■ YOUR TASK
Convert each of the following entries into a JSON list of strings, with one string for every line and no strings for blank lines.

■ PROVIDED INFORMATION
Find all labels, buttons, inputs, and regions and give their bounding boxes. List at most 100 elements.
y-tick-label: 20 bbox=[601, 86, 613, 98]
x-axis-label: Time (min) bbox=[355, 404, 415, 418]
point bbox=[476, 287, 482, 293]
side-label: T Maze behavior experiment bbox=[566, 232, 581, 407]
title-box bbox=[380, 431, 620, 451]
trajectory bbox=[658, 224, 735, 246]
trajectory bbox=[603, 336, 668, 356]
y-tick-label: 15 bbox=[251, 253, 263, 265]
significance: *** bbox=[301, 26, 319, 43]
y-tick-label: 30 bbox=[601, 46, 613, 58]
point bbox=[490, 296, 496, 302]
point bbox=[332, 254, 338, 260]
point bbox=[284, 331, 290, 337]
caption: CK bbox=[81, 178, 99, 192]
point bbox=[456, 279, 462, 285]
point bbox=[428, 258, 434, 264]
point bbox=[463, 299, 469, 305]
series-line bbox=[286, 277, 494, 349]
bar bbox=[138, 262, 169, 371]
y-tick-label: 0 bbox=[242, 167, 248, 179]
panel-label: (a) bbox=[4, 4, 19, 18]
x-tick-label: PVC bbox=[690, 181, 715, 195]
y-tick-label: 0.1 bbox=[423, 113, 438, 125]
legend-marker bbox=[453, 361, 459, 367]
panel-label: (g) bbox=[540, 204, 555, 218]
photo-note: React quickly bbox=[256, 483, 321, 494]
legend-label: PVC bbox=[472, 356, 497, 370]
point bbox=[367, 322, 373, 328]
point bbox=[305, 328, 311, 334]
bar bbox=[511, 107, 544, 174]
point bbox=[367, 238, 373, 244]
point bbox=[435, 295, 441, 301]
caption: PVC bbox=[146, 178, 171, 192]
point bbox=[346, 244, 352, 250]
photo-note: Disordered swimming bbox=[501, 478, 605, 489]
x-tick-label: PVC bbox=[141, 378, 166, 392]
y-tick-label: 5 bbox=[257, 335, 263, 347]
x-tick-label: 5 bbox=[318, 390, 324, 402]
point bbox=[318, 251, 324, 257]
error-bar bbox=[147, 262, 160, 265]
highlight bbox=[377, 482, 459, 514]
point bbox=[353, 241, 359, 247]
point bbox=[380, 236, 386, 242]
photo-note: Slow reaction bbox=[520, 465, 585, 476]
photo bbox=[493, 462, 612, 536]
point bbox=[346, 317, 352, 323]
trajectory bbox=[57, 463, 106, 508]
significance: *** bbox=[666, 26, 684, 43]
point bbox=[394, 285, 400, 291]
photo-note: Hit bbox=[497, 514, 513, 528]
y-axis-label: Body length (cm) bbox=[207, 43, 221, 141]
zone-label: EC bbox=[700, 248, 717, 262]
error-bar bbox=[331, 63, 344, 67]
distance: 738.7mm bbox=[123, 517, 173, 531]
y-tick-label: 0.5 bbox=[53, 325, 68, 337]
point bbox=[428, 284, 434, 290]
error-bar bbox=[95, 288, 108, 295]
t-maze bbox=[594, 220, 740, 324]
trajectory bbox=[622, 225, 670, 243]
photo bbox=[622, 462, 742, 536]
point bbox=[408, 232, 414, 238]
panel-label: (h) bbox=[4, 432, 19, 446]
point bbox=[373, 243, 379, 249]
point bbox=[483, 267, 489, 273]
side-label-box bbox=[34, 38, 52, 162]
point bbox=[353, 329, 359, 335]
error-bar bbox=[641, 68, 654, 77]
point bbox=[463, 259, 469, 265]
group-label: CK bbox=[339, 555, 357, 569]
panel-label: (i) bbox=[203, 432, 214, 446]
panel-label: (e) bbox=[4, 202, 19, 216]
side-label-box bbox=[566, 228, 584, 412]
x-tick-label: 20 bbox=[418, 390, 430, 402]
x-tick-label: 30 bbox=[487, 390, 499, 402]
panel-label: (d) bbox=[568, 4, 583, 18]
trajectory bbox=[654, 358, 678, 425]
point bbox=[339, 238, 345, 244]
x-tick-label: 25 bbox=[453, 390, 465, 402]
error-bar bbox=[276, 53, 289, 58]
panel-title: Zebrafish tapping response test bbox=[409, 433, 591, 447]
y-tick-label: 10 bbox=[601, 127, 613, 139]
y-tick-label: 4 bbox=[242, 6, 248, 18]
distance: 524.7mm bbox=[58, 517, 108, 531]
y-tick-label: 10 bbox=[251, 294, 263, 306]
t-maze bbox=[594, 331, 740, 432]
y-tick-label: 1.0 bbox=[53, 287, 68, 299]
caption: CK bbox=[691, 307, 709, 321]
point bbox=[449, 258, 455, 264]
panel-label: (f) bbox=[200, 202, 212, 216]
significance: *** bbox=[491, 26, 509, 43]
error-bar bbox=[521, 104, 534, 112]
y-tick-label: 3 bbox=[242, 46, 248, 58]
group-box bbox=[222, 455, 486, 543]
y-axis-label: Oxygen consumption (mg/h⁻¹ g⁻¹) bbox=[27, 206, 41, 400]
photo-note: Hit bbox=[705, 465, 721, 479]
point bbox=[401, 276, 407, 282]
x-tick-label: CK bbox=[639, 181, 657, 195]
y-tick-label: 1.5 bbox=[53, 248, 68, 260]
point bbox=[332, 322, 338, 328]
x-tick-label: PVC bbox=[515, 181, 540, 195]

■ FULL RESPONSE
[
  "Find all labels, buttons, inputs, and regions and give their bounding boxes. List at most 100 elements.",
  "y-tick-label: 20 bbox=[601, 86, 613, 98]",
  "x-axis-label: Time (min) bbox=[355, 404, 415, 418]",
  "point bbox=[476, 287, 482, 293]",
  "side-label: T Maze behavior experiment bbox=[566, 232, 581, 407]",
  "title-box bbox=[380, 431, 620, 451]",
  "trajectory bbox=[658, 224, 735, 246]",
  "trajectory bbox=[603, 336, 668, 356]",
  "y-tick-label: 15 bbox=[251, 253, 263, 265]",
  "significance: *** bbox=[301, 26, 319, 43]",
  "y-tick-label: 30 bbox=[601, 46, 613, 58]",
  "point bbox=[490, 296, 496, 302]",
  "point bbox=[332, 254, 338, 260]",
  "point bbox=[284, 331, 290, 337]",
  "caption: CK bbox=[81, 178, 99, 192]",
  "point bbox=[456, 279, 462, 285]",
  "point bbox=[428, 258, 434, 264]",
  "point bbox=[463, 299, 469, 305]",
  "series-line bbox=[286, 277, 494, 349]",
  "bar bbox=[138, 262, 169, 371]",
  "y-tick-label: 0 bbox=[242, 167, 248, 179]",
  "panel-label: (a) bbox=[4, 4, 19, 18]",
  "x-tick-label: PVC bbox=[690, 181, 715, 195]",
  "y-tick-label: 0.1 bbox=[423, 113, 438, 125]",
  "legend-marker bbox=[453, 361, 459, 367]",
  "panel-label: (g) bbox=[540, 204, 555, 218]",
  "photo-note: React quickly bbox=[256, 483, 321, 494]",
  "legend-label: PVC bbox=[472, 356, 497, 370]",
  "point bbox=[367, 322, 373, 328]",
  "point bbox=[305, 328, 311, 334]",
  "bar bbox=[511, 107, 544, 174]",
  "point bbox=[367, 238, 373, 244]",
  "point bbox=[435, 295, 441, 301]",
  "caption: PVC bbox=[146, 178, 171, 192]",
  "point bbox=[346, 244, 352, 250]",
  "photo-note: Disordered swimming bbox=[501, 478, 605, 489]",
  "x-tick-label: PVC bbox=[141, 378, 166, 392]",
  "y-tick-label: 5 bbox=[257, 335, 263, 347]",
  "x-tick-label: 5 bbox=[318, 390, 324, 402]",
  "point bbox=[318, 251, 324, 257]",
  "error-bar bbox=[147, 262, 160, 265]",
  "highlight bbox=[377, 482, 459, 514]",
  "point bbox=[353, 241, 359, 247]",
  "point bbox=[380, 236, 386, 242]",
  "photo-note: Slow reaction bbox=[520, 465, 585, 476]",
  "photo bbox=[493, 462, 612, 536]",
  "point bbox=[346, 317, 352, 323]",
  "trajectory bbox=[57, 463, 106, 508]",
  "significance: *** bbox=[666, 26, 684, 43]",
  "point bbox=[394, 285, 400, 291]",
  "photo-note: Hit bbox=[497, 514, 513, 528]",
  "y-axis-label: Body length (cm) bbox=[207, 43, 221, 141]",
  "zone-label: EC bbox=[700, 248, 717, 262]",
  "error-bar bbox=[331, 63, 344, 67]",
  "distance: 738.7mm bbox=[123, 517, 173, 531]",
  "y-tick-label: 0.5 bbox=[53, 325, 68, 337]",
  "point bbox=[428, 284, 434, 290]",
  "error-bar bbox=[95, 288, 108, 295]",
  "t-maze bbox=[594, 220, 740, 324]",
  "trajectory bbox=[622, 225, 670, 243]",
  "photo bbox=[622, 462, 742, 536]",
  "point bbox=[408, 232, 414, 238]",
  "panel-label: (h) bbox=[4, 432, 19, 446]",
  "point bbox=[373, 243, 379, 249]",
  "point bbox=[483, 267, 489, 273]",
  "side-label-box bbox=[34, 38, 52, 162]",
  "point bbox=[353, 329, 359, 335]",
  "error-bar bbox=[641, 68, 654, 77]",
  "point bbox=[463, 259, 469, 265]",
  "group-label: CK bbox=[339, 555, 357, 569]",
  "panel-label: (i) bbox=[203, 432, 214, 446]",
  "panel-label: (e) bbox=[4, 202, 19, 216]",
  "side-label-box bbox=[566, 228, 584, 412]",
  "x-tick-label: 20 bbox=[418, 390, 430, 402]",
  "x-tick-label: 30 bbox=[487, 390, 499, 402]",
  "panel-label: (d) bbox=[568, 4, 583, 18]",
  "trajectory bbox=[654, 358, 678, 425]",
  "point bbox=[339, 238, 345, 244]",
  "x-tick-label: 25 bbox=[453, 390, 465, 402]",
  "error-bar bbox=[276, 53, 289, 58]",
  "panel-title: Zebrafish tapping response test bbox=[409, 433, 591, 447]",
  "y-tick-label: 10 bbox=[601, 127, 613, 139]",
  "y-tick-label: 4 bbox=[242, 6, 248, 18]",
  "distance: 524.7mm bbox=[58, 517, 108, 531]",
  "y-tick-label: 10 bbox=[251, 294, 263, 306]",
  "t-maze bbox=[594, 331, 740, 432]",
  "y-tick-label: 1.0 bbox=[53, 287, 68, 299]",
  "caption: CK bbox=[691, 307, 709, 321]",
  "point bbox=[449, 258, 455, 264]",
  "panel-label: (f) bbox=[200, 202, 212, 216]",
  "significance: *** bbox=[491, 26, 509, 43]",
  "error-bar bbox=[521, 104, 534, 112]",
  "y-tick-label: 3 bbox=[242, 46, 248, 58]",
  "group-box bbox=[222, 455, 486, 543]",
  "y-axis-label: Oxygen consumption (mg/h⁻¹ g⁻¹) bbox=[27, 206, 41, 400]",
  "photo-note: Hit bbox=[705, 465, 721, 479]",
  "point bbox=[401, 276, 407, 282]",
  "x-tick-label: CK bbox=[639, 181, 657, 195]",
  "y-tick-label: 1.5 bbox=[53, 248, 68, 260]",
  "point bbox=[332, 322, 338, 328]",
  "x-tick-label: PVC bbox=[515, 181, 540, 195]"
]